**文書抜粋**:
接着剤の硬化に要する温度、時間等は接着剤により異なるが、80℃〜300℃、0.1秒〜2時間で、好ましくは100℃〜250℃、0.1秒〜10分である。
【0023】
支持体には、アルミニウム、アルミ合金、ステンレス鋼、鋼亜鉛合金、鋼等の金属板があげられる。これらの金属にはそれぞれ長所があり次の様に使い分けることができる。アルミニウムは軽量かつ加工性に優れ、また、熱伝導率が高くそれにかかる熱を効果的に大気に逃がすことができるため、ランプ発光によって反射板が加熱されるコピー機に好適に利用できる。アルミ合金は軽量かつ機械的強度が強いため、好適に利用できる。ステンレス鋼は機械的強度が高度にあり、また、耐蝕性に優れているため好適に利用できる。鋼亜鉛合金すなわち黄銅または真鍮は、機械的強度の強いことに加え、はんだ付けが容易なため、好適に利用できる。支持板の厚みは、0.1〜1mmが好ましい。
【0024】
150℃の加熱試験は、通常の電気炉で行うことができるものであって、雰囲気は大気中である。ここでいう大気中と言うのは、反射体が使用される通常の生活環境の範躊に入るものであり、特殊な環境を特定するものではない。

**データ内容**:
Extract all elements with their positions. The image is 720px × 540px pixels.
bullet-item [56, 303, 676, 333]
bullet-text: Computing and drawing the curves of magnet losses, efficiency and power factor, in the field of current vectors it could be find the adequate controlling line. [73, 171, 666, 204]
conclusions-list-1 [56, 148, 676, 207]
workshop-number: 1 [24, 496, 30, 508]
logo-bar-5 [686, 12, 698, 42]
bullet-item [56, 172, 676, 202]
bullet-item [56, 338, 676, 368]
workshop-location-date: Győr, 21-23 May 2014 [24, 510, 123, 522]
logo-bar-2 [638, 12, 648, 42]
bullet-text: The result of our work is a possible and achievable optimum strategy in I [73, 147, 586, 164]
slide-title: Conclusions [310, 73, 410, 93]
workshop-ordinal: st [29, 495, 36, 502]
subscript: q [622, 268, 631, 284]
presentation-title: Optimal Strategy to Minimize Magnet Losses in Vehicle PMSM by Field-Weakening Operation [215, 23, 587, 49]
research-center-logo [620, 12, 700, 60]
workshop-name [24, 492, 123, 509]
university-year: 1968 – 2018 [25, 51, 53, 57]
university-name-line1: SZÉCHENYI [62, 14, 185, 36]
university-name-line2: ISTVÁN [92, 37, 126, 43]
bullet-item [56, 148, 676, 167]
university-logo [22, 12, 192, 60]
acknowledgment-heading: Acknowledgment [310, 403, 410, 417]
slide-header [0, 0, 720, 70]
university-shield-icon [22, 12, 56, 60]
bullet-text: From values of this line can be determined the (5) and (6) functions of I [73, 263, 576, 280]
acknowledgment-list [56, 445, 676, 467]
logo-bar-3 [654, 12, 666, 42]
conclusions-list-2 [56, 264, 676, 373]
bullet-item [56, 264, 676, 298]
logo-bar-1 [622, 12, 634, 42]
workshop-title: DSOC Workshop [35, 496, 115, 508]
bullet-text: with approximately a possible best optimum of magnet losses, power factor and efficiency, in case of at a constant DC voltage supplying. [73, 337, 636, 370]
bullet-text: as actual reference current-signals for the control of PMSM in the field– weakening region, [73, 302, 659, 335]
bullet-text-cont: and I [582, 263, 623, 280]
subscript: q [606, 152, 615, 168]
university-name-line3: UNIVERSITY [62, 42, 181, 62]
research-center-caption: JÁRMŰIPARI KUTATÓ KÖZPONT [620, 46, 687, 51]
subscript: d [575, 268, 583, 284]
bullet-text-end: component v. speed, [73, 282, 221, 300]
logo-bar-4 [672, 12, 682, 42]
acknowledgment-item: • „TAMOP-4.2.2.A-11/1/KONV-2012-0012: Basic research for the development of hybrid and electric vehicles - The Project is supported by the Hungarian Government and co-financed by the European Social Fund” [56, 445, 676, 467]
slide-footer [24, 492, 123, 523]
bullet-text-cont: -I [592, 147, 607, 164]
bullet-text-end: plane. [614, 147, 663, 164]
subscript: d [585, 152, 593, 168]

**作業内容**:
1. 文書抜粋では、支持板の厚みはどの範囲が好ましいとされているか。
2. 文書抜粋のうち、「接着剤の硬化に要する温度、時」で始まり「持板の厚みは、0.1〜1mmが好ましい。」までの部分を一字も変えずに引用せよ。

**解答一覧**:
1. 0.1〜1mmが好ましいとされている。

2.
接着剤の硬化に要する温度、時間等は接着剤により異なるが、80℃〜300℃、0.1秒〜2時間で、好ましくは100℃〜250℃、0.1秒〜10分である。
【0023】
支持体には、アルミニウム、アルミ合金、ステンレス鋼、鋼亜鉛合金、鋼等の金属板があげられる。これらの金属にはそれぞれ長所があり次の様に使い分けることができる。アルミニウムは軽量かつ加工性に優れ、また、熱伝導率が高くそれにかかる熱を効果的に大気に逃がすことができるため、ランプ発光によって反射板が加熱されるコピー機に好適に利用できる。アルミ合金は軽量かつ機械的強度が強いため、好適に利用できる。ステンレス鋼は機械的強度が高度にあり、また、耐蝕性に優れているため好適に利用できる。鋼亜鉛合金すなわち黄銅または真鍮は、機械的強度の強いことに加え、はんだ付けが容易なため、好適に利用できる。支持板の厚みは、0.1〜1mmが好ましい。